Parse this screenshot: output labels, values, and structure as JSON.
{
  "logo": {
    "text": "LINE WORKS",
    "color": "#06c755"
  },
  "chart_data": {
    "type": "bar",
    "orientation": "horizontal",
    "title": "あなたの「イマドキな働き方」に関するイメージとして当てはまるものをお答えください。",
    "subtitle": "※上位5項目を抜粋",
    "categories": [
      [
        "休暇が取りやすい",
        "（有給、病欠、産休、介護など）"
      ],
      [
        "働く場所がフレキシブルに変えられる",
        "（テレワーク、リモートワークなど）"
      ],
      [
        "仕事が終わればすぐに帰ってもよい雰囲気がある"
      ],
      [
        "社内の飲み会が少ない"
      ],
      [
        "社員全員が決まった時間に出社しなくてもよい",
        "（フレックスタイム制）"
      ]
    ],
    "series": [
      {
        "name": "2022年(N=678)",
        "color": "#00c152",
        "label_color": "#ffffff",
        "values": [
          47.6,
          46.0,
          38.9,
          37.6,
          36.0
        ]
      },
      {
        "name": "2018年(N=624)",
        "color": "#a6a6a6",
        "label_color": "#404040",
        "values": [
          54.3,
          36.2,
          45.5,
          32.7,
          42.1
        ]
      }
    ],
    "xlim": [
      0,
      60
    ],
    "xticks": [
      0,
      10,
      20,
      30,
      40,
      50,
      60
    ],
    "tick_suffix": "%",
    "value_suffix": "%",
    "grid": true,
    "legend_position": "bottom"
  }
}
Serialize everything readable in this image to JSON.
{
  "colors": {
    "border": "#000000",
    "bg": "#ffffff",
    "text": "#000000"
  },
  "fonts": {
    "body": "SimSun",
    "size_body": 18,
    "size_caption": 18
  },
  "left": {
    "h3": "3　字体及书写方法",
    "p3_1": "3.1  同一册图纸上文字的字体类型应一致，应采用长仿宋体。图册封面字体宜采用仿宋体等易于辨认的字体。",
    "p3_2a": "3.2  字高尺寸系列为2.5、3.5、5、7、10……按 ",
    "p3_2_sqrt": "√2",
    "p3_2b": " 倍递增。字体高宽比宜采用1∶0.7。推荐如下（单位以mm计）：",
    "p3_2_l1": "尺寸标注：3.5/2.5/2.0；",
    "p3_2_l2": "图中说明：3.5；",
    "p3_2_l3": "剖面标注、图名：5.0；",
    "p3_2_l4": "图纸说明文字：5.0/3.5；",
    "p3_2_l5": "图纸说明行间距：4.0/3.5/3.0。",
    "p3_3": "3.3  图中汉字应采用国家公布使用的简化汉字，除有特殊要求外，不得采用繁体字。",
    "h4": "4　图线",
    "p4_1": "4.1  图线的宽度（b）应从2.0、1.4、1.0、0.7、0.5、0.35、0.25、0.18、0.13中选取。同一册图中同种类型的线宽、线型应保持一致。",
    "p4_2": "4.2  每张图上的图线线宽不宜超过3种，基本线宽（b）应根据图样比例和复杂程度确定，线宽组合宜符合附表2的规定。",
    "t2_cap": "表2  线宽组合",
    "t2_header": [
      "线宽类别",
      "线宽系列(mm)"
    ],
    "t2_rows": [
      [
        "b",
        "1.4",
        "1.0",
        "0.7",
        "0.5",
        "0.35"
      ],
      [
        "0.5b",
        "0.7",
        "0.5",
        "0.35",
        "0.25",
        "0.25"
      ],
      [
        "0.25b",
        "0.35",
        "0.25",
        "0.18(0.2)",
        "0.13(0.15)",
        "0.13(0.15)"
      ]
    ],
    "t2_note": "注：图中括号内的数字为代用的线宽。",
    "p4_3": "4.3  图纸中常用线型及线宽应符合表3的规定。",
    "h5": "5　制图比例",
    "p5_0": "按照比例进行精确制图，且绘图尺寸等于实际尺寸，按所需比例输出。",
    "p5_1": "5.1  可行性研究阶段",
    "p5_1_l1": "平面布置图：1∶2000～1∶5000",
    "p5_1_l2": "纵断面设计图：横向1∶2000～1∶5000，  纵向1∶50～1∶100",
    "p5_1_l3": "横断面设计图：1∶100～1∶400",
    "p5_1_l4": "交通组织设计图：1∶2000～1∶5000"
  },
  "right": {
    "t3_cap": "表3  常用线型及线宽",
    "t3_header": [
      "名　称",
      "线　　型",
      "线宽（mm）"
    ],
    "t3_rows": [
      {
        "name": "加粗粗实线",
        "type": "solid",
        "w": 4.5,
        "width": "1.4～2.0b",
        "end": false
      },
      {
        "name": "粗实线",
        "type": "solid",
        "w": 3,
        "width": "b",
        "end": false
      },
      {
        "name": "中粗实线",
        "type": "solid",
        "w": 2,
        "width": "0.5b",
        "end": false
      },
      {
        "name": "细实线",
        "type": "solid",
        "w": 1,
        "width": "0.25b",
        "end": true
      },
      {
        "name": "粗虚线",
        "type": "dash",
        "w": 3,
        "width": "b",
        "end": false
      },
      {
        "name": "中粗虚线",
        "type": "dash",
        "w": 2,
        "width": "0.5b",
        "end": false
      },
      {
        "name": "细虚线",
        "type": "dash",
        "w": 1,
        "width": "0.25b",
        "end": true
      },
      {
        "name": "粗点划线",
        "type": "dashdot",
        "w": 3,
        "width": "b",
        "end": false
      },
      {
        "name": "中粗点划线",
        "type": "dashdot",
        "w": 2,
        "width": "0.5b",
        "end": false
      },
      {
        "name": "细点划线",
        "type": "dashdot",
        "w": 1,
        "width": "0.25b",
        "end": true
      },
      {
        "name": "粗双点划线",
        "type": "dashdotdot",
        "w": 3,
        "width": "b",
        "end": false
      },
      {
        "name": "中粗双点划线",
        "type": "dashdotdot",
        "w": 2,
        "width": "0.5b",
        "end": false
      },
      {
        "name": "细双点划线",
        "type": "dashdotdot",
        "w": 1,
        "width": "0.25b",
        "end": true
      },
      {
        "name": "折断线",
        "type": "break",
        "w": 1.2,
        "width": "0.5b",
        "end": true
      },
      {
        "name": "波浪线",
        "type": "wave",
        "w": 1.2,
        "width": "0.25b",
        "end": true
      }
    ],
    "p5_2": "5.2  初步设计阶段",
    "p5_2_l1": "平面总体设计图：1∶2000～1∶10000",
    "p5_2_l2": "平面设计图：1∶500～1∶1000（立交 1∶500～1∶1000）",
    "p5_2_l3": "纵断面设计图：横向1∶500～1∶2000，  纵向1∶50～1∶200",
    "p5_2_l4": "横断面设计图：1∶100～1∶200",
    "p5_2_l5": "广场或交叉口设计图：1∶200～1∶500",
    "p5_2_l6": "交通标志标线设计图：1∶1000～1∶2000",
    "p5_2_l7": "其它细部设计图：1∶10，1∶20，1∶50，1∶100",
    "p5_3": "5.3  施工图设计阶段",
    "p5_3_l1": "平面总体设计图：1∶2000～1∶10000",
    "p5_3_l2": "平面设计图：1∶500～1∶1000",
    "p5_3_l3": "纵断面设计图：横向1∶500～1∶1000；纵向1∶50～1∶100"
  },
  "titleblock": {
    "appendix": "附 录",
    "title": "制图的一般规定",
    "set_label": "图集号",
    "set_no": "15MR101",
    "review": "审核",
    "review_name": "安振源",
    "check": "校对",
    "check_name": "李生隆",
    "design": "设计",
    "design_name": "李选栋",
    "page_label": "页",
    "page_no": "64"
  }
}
- - -
REQUEST: Please quote the data above in full, with no line missing.

COMPLETE OUTPUT:
Parse this screenshot: output labels, values, and structure as JSON.
{
  "logo": {
    "text": "LINE WORKS",
    "color": "#06c755"
  },
  "chart_data": {
    "type": "bar",
    "orientation": "horizontal",
    "title": "あなたの「イマドキな働き方」に関するイメージとして当てはまるものをお答えください。",
    "subtitle": "※上位5項目を抜粋",
    "categories": [
      [
        "休暇が取りやすい",
        "（有給、病欠、産休、介護など）"
      ],
      [
        "働く場所がフレキシブルに変えられる",
        "（テレワーク、リモートワークなど）"
      ],
      [
        "仕事が終わればすぐに帰ってもよい雰囲気がある"
      ],
      [
        "社内の飲み会が少ない"
      ],
      [
        "社員全員が決まった時間に出社しなくてもよい",
        "（フレックスタイム制）"
      ]
    ],
    "series": [
      {
        "name": "2022年(N=678)",
        "color": "#00c152",
        "label_color": "#ffffff",
        "values": [
          47.6,
          46.0,
          38.9,
          37.6,
          36.0
        ]
      },
      {
        "name": "2018年(N=624)",
        "color": "#a6a6a6",
        "label_color": "#404040",
        "values": [
          54.3,
          36.2,
          45.5,
          32.7,
          42.1
        ]
      }
    ],
    "xlim": [
      0,
      60
    ],
    "xticks": [
      0,
      10,
      20,
      30,
      40,
      50,
      60
    ],
    "tick_suffix": "%",
    "value_suffix": "%",
    "grid": true,
    "legend_position": "bottom"
  }
}
Serialize everything readable in this image to JSON.
{
  "colors": {
    "border": "#000000",
    "bg": "#ffffff",
    "text": "#000000"
  },
  "fonts": {
    "body": "SimSun",
    "size_body": 18,
    "size_caption": 18
  },
  "left": {
    "h3": "3　字体及书写方法",
    "p3_1": "3.1  同一册图纸上文字的字体类型应一致，应采用长仿宋体。图册封面字体宜采用仿宋体等易于辨认的字体。",
    "p3_2a": "3.2  字高尺寸系列为2.5、3.5、5、7、10……按 ",
    "p3_2_sqrt": "√2",
    "p3_2b": " 倍递增。字体高宽比宜采用1∶0.7。推荐如下（单位以mm计）：",
    "p3_2_l1": "尺寸标注：3.5/2.5/2.0；",
    "p3_2_l2": "图中说明：3.5；",
    "p3_2_l3": "剖面标注、图名：5.0；",
    "p3_2_l4": "图纸说明文字：5.0/3.5；",
    "p3_2_l5": "图纸说明行间距：4.0/3.5/3.0。",
    "p3_3": "3.3  图中汉字应采用国家公布使用的简化汉字，除有特殊要求外，不得采用繁体字。",
    "h4": "4　图线",
    "p4_1": "4.1  图线的宽度（b）应从2.0、1.4、1.0、0.7、0.5、0.35、0.25、0.18、0.13中选取。同一册图中同种类型的线宽、线型应保持一致。",
    "p4_2": "4.2  每张图上的图线线宽不宜超过3种，基本线宽（b）应根据图样比例和复杂程度确定，线宽组合宜符合附表2的规定。",
    "t2_cap": "表2  线宽组合",
    "t2_header": [
      "线宽类别",
      "线宽系列(mm)"
    ],
    "t2_rows": [
      [
        "b",
        "1.4",
        "1.0",
        "0.7",
        "0.5",
        "0.35"
      ],
      [
        "0.5b",
        "0.7",
        "0.5",
        "0.35",
        "0.25",
        "0.25"
      ],
      [
        "0.25b",
        "0.35",
        "0.25",
        "0.18(0.2)",
        "0.13(0.15)",
        "0.13(0.15)"
      ]
    ],
    "t2_note": "注：图中括号内的数字为代用的线宽。",
    "p4_3": "4.3  图纸中常用线型及线宽应符合表3的规定。",
    "h5": "5　制图比例",
    "p5_0": "按照比例进行精确制图，且绘图尺寸等于实际尺寸，按所需比例输出。",
    "p5_1": "5.1  可行性研究阶段",
    "p5_1_l1": "平面布置图：1∶2000～1∶5000",
    "p5_1_l2": "纵断面设计图：横向1∶2000～1∶5000，  纵向1∶50～1∶100",
    "p5_1_l3": "横断面设计图：1∶100～1∶400",
    "p5_1_l4": "交通组织设计图：1∶2000～1∶5000"
  },
  "right": {
    "t3_cap": "表3  常用线型及线宽",
    "t3_header": [
      "名　称",
      "线　　型",
      "线宽（mm）"
    ],
    "t3_rows": [
      {
        "name": "加粗粗实线",
        "type": "solid",
        "w": 4.5,
        "width": "1.4～2.0b",
        "end": false
      },
      {
        "name": "粗实线",
        "type": "solid",
        "w": 3,
        "width": "b",
        "end": false
      },
      {
        "name": "中粗实线",
        "type": "solid",
        "w": 2,
        "width": "0.5b",
        "end": false
      },
      {
        "name": "细实线",
        "type": "solid",
        "w": 1,
        "width": "0.25b",
        "end": true
      },
      {
        "name": "粗虚线",
        "type": "dash",
        "w": 3,
        "width": "b",
        "end": false
      },
      {
        "name": "中粗虚线",
        "type": "dash",
        "w": 2,
        "width": "0.5b",
        "end": false
      },
      {
        "name": "细虚线",
        "type": "dash",
        "w": 1,
        "width": "0.25b",
        "end": true
      },
      {
        "name": "粗点划线",
        "type": "dashdot",
        "w": 3,
        "width": "b",
        "end": false
      },
      {
        "name": "中粗点划线",
        "type": "dashdot",
        "w": 2,
        "width": "0.5b",
        "end": false
      },
      {
        "name": "细点划线",
        "type": "dashdot",
        "w": 1,
        "width": "0.25b",
        "end": true
      },
      {
        "name": "粗双点划线",
        "type": "dashdotdot",
        "w": 3,
        "width": "b",
        "end": false
      },
      {
        "name": "中粗双点划线",
        "type": "dashdotdot",
        "w": 2,
        "width": "0.5b",
        "end": false
      },
      {
        "name": "细双点划线",
        "type": "dashdotdot",
        "w": 1,
        "width": "0.25b",
        "end": true
      },
      {
        "name": "折断线",
        "type": "break",
        "w": 1.2,
        "width": "0.5b",
        "end": true
      },
      {
        "name": "波浪线",
        "type": "wave",
        "w": 1.2,
        "width": "0.25b",
        "end": true
      }
    ],
    "p5_2": "5.2  初步设计阶段",
    "p5_2_l1": "平面总体设计图：1∶2000～1∶10000",
    "p5_2_l2": "平面设计图：1∶500～1∶1000（立交 1∶500～1∶1000）",
    "p5_2_l3": "纵断面设计图：横向1∶500～1∶2000，  纵向1∶50～1∶200",
    "p5_2_l4": "横断面设计图：1∶100～1∶200",
    "p5_2_l5": "广场或交叉口设计图：1∶200～1∶500",
    "p5_2_l6": "交通标志标线设计图：1∶1000～1∶2000",
    "p5_2_l7": "其它细部设计图：1∶10，1∶20，1∶50，1∶100",
    "p5_3": "5.3  施工图设计阶段",
    "p5_3_l1": "平面总体设计图：1∶2000～1∶10000",
    "p5_3_l2": "平面设计图：1∶500～1∶1000",
    "p5_3_l3": "纵断面设计图：横向1∶500～1∶1000；纵向1∶50～1∶100"
  },
  "titleblock": {
    "appendix": "附 录",
    "title": "制图的一般规定",
    "set_label": "图集号",
    "set_no": "15MR101",
    "review": "审核",
    "review_name": "安振源",
    "check": "校对",
    "check_name": "李生隆",
    "design": "设计",
    "design_name": "李选栋",
    "page_label": "页",
    "page_no": "64"
  }
}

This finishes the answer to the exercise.